(Dataset rows)
%%

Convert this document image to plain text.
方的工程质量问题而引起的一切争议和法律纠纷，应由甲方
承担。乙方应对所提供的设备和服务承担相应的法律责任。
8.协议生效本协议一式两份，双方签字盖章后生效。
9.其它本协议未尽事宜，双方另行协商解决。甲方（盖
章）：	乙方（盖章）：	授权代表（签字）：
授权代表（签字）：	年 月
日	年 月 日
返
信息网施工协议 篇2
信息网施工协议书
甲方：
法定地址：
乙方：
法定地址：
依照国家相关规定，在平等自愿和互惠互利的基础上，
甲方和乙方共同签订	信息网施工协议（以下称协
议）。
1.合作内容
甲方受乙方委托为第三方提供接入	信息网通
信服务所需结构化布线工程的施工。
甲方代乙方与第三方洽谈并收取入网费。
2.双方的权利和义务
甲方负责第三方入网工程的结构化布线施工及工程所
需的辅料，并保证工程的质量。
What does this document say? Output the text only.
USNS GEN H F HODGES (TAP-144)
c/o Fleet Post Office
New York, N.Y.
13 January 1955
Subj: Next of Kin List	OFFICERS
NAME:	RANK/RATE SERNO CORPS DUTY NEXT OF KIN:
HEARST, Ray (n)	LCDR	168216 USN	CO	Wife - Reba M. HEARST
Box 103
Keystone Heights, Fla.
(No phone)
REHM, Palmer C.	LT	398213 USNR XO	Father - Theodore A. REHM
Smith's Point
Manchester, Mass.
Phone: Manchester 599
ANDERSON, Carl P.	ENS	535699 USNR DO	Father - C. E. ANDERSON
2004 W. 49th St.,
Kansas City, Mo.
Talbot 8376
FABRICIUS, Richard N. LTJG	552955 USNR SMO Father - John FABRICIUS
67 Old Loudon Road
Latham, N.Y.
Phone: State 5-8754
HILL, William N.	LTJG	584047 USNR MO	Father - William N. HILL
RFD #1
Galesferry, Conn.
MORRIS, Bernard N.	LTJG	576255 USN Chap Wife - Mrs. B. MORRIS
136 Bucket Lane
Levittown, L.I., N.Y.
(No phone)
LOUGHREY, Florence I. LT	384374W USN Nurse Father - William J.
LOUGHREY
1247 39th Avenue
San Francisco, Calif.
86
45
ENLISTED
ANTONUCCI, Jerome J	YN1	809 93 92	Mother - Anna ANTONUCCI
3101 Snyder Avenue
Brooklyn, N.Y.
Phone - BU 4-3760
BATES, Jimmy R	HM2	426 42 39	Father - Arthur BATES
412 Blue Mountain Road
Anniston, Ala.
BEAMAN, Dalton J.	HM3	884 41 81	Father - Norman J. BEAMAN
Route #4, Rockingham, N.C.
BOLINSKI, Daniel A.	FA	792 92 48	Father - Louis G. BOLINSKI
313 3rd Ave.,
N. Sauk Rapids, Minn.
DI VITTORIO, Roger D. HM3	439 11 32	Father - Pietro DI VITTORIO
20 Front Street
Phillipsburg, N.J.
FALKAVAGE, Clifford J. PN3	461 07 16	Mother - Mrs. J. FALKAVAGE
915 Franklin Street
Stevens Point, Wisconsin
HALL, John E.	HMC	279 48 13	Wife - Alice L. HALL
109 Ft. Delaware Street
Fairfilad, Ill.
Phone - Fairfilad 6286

%%

SHORT PROBLEM: Reproduce each entry above exactly, keeping every word.

ANSWER FOR THE TASK:
Convert this document image to plain text.
方的工程质量问题而引起的一切争议和法律纠纷，应由甲方
承担。乙方应对所提供的设备和服务承担相应的法律责任。
8.协议生效本协议一式两份，双方签字盖章后生效。
9.其它本协议未尽事宜，双方另行协商解决。甲方（盖
章）：	乙方（盖章）：	授权代表（签字）：
授权代表（签字）：	年 月
日	年 月 日
返
信息网施工协议 篇2
信息网施工协议书
甲方：
法定地址：
乙方：
法定地址：
依照国家相关规定，在平等自愿和互惠互利的基础上，
甲方和乙方共同签订	信息网施工协议（以下称协
议）。
1.合作内容
甲方受乙方委托为第三方提供接入	信息网通
信服务所需结构化布线工程的施工。
甲方代乙方与第三方洽谈并收取入网费。
2.双方的权利和义务
甲方负责第三方入网工程的结构化布线施工及工程所
需的辅料，并保证工程的质量。
What does this document say? Output the text only.
USNS GEN H F HODGES (TAP-144)
c/o Fleet Post Office
New York, N.Y.
13 January 1955
Subj: Next of Kin List	OFFICERS
NAME:	RANK/RATE SERNO CORPS DUTY NEXT OF KIN:
HEARST, Ray (n)	LCDR	168216 USN	CO	Wife - Reba M. HEARST
Box 103
Keystone Heights, Fla.
(No phone)
REHM, Palmer C.	LT	398213 USNR XO	Father - Theodore A. REHM
Smith's Point
Manchester, Mass.
Phone: Manchester 599
ANDERSON, Carl P.	ENS	535699 USNR DO	Father - C. E. ANDERSON
2004 W. 49th St.,
Kansas City, Mo.
Talbot 8376
FABRICIUS, Richard N. LTJG	552955 USNR SMO Father - John FABRICIUS
67 Old Loudon Road
Latham, N.Y.
Phone: State 5-8754
HILL, William N.	LTJG	584047 USNR MO	Father - William N. HILL
RFD #1
Galesferry, Conn.
MORRIS, Bernard N.	LTJG	576255 USN Chap Wife - Mrs. B. MORRIS
136 Bucket Lane
Levittown, L.I., N.Y.
(No phone)
LOUGHREY, Florence I. LT	384374W USN Nurse Father - William J.
LOUGHREY
1247 39th Avenue
San Francisco, Calif.
86
45
ENLISTED
ANTONUCCI, Jerome J	YN1	809 93 92	Mother - Anna ANTONUCCI
3101 Snyder Avenue
Brooklyn, N.Y.
Phone - BU 4-3760
BATES, Jimmy R	HM2	426 42 39	Father - Arthur BATES
412 Blue Mountain Road
Anniston, Ala.
BEAMAN, Dalton J.	HM3	884 41 81	Father - Norman J. BEAMAN
Route #4, Rockingham, N.C.
BOLINSKI, Daniel A.	FA	792 92 48	Father - Louis G. BOLINSKI
313 3rd Ave.,
N. Sauk Rapids, Minn.
DI VITTORIO, Roger D. HM3	439 11 32	Father - Pietro DI VITTORIO
20 Front Street
Phillipsburg, N.J.
FALKAVAGE, Clifford J. PN3	461 07 16	Mother - Mrs. J. FALKAVAGE
915 Franklin Street
Stevens Point, Wisconsin
HALL, John E.	HMC	279 48 13	Wife - Alice L. HALL
109 Ft. Delaware Street
Fairfilad, Ill.
Phone - Fairfilad 6286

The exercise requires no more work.